Written exercise> Will you print the material below without altering a single character?

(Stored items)
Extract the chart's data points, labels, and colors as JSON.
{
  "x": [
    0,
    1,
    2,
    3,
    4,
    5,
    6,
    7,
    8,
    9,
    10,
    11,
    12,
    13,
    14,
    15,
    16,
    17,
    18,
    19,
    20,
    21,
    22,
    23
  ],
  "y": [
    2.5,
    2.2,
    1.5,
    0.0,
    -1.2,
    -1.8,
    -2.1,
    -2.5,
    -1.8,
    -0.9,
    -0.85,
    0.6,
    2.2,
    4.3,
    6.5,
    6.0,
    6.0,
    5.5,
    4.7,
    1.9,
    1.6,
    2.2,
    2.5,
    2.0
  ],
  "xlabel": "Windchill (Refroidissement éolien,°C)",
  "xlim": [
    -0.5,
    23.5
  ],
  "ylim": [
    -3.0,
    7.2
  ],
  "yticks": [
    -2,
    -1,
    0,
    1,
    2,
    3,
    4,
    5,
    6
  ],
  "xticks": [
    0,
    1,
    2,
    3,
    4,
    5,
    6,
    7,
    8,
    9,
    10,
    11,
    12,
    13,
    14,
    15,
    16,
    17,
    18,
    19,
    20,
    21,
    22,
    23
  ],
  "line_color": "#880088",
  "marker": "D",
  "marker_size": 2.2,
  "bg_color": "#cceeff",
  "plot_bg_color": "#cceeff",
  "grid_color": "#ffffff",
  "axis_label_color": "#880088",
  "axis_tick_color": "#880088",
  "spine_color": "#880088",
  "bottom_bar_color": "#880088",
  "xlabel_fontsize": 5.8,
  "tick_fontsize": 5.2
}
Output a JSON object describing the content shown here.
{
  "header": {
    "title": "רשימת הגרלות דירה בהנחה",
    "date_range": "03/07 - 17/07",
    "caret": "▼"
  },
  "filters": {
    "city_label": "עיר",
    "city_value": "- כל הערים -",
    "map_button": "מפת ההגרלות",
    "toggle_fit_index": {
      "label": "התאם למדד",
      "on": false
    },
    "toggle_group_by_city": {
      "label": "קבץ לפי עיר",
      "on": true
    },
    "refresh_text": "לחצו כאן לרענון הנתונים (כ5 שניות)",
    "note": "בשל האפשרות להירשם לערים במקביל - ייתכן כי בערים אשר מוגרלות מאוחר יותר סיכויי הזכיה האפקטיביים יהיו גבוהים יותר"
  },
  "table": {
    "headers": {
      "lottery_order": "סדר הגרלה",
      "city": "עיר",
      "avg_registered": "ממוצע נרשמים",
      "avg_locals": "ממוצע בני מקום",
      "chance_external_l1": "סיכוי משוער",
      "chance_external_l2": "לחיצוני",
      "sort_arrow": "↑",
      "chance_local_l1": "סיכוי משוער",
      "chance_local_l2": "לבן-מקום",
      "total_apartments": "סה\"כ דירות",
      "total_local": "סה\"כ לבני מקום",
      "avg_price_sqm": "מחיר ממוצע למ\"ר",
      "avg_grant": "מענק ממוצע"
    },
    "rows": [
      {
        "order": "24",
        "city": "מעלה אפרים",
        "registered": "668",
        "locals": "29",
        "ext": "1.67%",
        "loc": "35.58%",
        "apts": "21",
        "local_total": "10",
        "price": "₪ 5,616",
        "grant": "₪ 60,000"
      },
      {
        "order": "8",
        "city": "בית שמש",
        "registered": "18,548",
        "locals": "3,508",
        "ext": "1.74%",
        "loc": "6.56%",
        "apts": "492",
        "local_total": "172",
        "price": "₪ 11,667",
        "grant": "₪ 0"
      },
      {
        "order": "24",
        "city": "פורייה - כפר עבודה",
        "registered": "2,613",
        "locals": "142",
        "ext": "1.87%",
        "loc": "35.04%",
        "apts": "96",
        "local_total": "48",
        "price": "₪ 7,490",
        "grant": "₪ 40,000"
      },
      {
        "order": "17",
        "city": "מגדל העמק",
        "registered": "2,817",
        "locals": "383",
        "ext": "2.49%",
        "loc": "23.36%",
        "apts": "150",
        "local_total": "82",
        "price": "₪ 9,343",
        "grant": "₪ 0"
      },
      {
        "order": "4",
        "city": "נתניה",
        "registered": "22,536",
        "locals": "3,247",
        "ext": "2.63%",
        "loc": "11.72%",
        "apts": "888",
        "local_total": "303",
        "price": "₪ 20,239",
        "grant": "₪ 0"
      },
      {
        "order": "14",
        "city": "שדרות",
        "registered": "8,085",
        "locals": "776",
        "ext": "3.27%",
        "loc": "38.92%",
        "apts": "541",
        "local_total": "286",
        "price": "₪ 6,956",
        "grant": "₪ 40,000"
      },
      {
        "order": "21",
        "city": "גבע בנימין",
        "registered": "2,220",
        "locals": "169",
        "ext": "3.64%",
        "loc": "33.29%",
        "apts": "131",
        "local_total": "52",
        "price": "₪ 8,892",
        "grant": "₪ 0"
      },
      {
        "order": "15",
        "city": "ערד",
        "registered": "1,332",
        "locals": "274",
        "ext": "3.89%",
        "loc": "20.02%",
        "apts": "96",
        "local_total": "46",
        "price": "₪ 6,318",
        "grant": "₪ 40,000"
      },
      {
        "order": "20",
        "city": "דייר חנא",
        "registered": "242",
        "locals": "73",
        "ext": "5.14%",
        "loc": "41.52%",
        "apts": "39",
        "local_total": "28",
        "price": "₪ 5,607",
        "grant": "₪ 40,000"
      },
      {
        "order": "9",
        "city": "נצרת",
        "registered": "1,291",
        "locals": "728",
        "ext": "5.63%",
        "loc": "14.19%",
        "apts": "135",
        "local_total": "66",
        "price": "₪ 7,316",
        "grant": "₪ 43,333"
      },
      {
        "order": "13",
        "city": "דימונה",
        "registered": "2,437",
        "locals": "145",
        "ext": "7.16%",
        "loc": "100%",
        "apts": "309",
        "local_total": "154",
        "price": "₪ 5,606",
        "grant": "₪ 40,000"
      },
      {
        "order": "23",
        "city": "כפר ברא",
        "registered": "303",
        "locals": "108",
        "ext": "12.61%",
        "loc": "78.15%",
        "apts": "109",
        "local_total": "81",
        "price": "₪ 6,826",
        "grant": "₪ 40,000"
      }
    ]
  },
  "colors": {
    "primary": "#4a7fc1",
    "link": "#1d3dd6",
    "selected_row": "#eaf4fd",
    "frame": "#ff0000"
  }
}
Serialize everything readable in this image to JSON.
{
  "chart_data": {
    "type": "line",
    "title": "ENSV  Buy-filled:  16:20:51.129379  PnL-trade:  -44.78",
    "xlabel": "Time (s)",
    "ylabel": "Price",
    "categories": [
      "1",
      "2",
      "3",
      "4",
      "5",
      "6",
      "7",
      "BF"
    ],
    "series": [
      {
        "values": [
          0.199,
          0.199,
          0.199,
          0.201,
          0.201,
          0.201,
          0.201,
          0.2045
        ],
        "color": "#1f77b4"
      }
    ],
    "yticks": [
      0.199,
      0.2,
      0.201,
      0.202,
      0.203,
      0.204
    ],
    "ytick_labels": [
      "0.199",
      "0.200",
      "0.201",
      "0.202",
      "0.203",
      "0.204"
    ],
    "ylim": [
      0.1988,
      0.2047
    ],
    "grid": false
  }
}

Written solution>
Extract the chart's data points, labels, and colors as JSON.
{
  "x": [
    0,
    1,
    2,
    3,
    4,
    5,
    6,
    7,
    8,
    9,
    10,
    11,
    12,
    13,
    14,
    15,
    16,
    17,
    18,
    19,
    20,
    21,
    22,
    23
  ],
  "y": [
    2.5,
    2.2,
    1.5,
    0.0,
    -1.2,
    -1.8,
    -2.1,
    -2.5,
    -1.8,
    -0.9,
    -0.85,
    0.6,
    2.2,
    4.3,
    6.5,
    6.0,
    6.0,
    5.5,
    4.7,
    1.9,
    1.6,
    2.2,
    2.5,
    2.0
  ],
  "xlabel": "Windchill (Refroidissement éolien,°C)",
  "xlim": [
    -0.5,
    23.5
  ],
  "ylim": [
    -3.0,
    7.2
  ],
  "yticks": [
    -2,
    -1,
    0,
    1,
    2,
    3,
    4,
    5,
    6
  ],
  "xticks": [
    0,
    1,
    2,
    3,
    4,
    5,
    6,
    7,
    8,
    9,
    10,
    11,
    12,
    13,
    14,
    15,
    16,
    17,
    18,
    19,
    20,
    21,
    22,
    23
  ],
  "line_color": "#880088",
  "marker": "D",
  "marker_size": 2.2,
  "bg_color": "#cceeff",
  "plot_bg_color": "#cceeff",
  "grid_color": "#ffffff",
  "axis_label_color": "#880088",
  "axis_tick_color": "#880088",
  "spine_color": "#880088",
  "bottom_bar_color": "#880088",
  "xlabel_fontsize": 5.8,
  "tick_fontsize": 5.2
}
Output a JSON object describing the content shown here.
{
  "header": {
    "title": "רשימת הגרלות דירה בהנחה",
    "date_range": "03/07 - 17/07",
    "caret": "▼"
  },
  "filters": {
    "city_label": "עיר",
    "city_value": "- כל הערים -",
    "map_button": "מפת ההגרלות",
    "toggle_fit_index": {
      "label": "התאם למדד",
      "on": false
    },
    "toggle_group_by_city": {
      "label": "קבץ לפי עיר",
      "on": true
    },
    "refresh_text": "לחצו כאן לרענון הנתונים (כ5 שניות)",
    "note": "בשל האפשרות להירשם לערים במקביל - ייתכן כי בערים אשר מוגרלות מאוחר יותר סיכויי הזכיה האפקטיביים יהיו גבוהים יותר"
  },
  "table": {
    "headers": {
      "lottery_order": "סדר הגרלה",
      "city": "עיר",
      "avg_registered": "ממוצע נרשמים",
      "avg_locals": "ממוצע בני מקום",
      "chance_external_l1": "סיכוי משוער",
      "chance_external_l2": "לחיצוני",
      "sort_arrow": "↑",
      "chance_local_l1": "סיכוי משוער",
      "chance_local_l2": "לבן-מקום",
      "total_apartments": "סה\"כ דירות",
      "total_local": "סה\"כ לבני מקום",
      "avg_price_sqm": "מחיר ממוצע למ\"ר",
      "avg_grant": "מענק ממוצע"
    },
    "rows": [
      {
        "order": "24",
        "city": "מעלה אפרים",
        "registered": "668",
        "locals": "29",
        "ext": "1.67%",
        "loc": "35.58%",
        "apts": "21",
        "local_total": "10",
        "price": "₪ 5,616",
        "grant": "₪ 60,000"
      },
      {
        "order": "8",
        "city": "בית שמש",
        "registered": "18,548",
        "locals": "3,508",
        "ext": "1.74%",
        "loc": "6.56%",
        "apts": "492",
        "local_total": "172",
        "price": "₪ 11,667",
        "grant": "₪ 0"
      },
      {
        "order": "24",
        "city": "פורייה - כפר עבודה",
        "registered": "2,613",
        "locals": "142",
        "ext": "1.87%",
        "loc": "35.04%",
        "apts": "96",
        "local_total": "48",
        "price": "₪ 7,490",
        "grant": "₪ 40,000"
      },
      {
        "order": "17",
        "city": "מגדל העמק",
        "registered": "2,817",
        "locals": "383",
        "ext": "2.49%",
        "loc": "23.36%",
        "apts": "150",
        "local_total": "82",
        "price": "₪ 9,343",
        "grant": "₪ 0"
      },
      {
        "order": "4",
        "city": "נתניה",
        "registered": "22,536",
        "locals": "3,247",
        "ext": "2.63%",
        "loc": "11.72%",
        "apts": "888",
        "local_total": "303",
        "price": "₪ 20,239",
        "grant": "₪ 0"
      },
      {
        "order": "14",
        "city": "שדרות",
        "registered": "8,085",
        "locals": "776",
        "ext": "3.27%",
        "loc": "38.92%",
        "apts": "541",
        "local_total": "286",
        "price": "₪ 6,956",
        "grant": "₪ 40,000"
      },
      {
        "order": "21",
        "city": "גבע בנימין",
        "registered": "2,220",
        "locals": "169",
        "ext": "3.64%",
        "loc": "33.29%",
        "apts": "131",
        "local_total": "52",
        "price": "₪ 8,892",
        "grant": "₪ 0"
      },
      {
        "order": "15",
        "city": "ערד",
        "registered": "1,332",
        "locals": "274",
        "ext": "3.89%",
        "loc": "20.02%",
        "apts": "96",
        "local_total": "46",
        "price": "₪ 6,318",
        "grant": "₪ 40,000"
      },
      {
        "order": "20",
        "city": "דייר חנא",
        "registered": "242",
        "locals": "73",
        "ext": "5.14%",
        "loc": "41.52%",
        "apts": "39",
        "local_total": "28",
        "price": "₪ 5,607",
        "grant": "₪ 40,000"
      },
      {
        "order": "9",
        "city": "נצרת",
        "registered": "1,291",
        "locals": "728",
        "ext": "5.63%",
        "loc": "14.19%",
        "apts": "135",
        "local_total": "66",
        "price": "₪ 7,316",
        "grant": "₪ 43,333"
      },
      {
        "order": "13",
        "city": "דימונה",
        "registered": "2,437",
        "locals": "145",
        "ext": "7.16%",
        "loc": "100%",
        "apts": "309",
        "local_total": "154",
        "price": "₪ 5,606",
        "grant": "₪ 40,000"
      },
      {
        "order": "23",
        "city": "כפר ברא",
        "registered": "303",
        "locals": "108",
        "ext": "12.61%",
        "loc": "78.15%",
        "apts": "109",
        "local_total": "81",
        "price": "₪ 6,826",
        "grant": "₪ 40,000"
      }
    ]
  },
  "colors": {
    "primary": "#4a7fc1",
    "link": "#1d3dd6",
    "selected_row": "#eaf4fd",
    "frame": "#ff0000"
  }
}
Serialize everything readable in this image to JSON.
{
  "chart_data": {
    "type": "line",
    "title": "ENSV  Buy-filled:  16:20:51.129379  PnL-trade:  -44.78",
    "xlabel": "Time (s)",
    "ylabel": "Price",
    "categories": [
      "1",
      "2",
      "3",
      "4",
      "5",
      "6",
      "7",
      "BF"
    ],
    "series": [
      {
        "values": [
          0.199,
          0.199,
          0.199,
          0.201,
          0.201,
          0.201,
          0.201,
          0.2045
        ],
        "color": "#1f77b4"
      }
    ],
    "yticks": [
      0.199,
      0.2,
      0.201,
      0.202,
      0.203,
      0.204
    ],
    "ytick_labels": [
      "0.199",
      "0.200",
      "0.201",
      "0.202",
      "0.203",
      "0.204"
    ],
    "ylim": [
      0.1988,
      0.2047
    ],
    "grid": false
  }
}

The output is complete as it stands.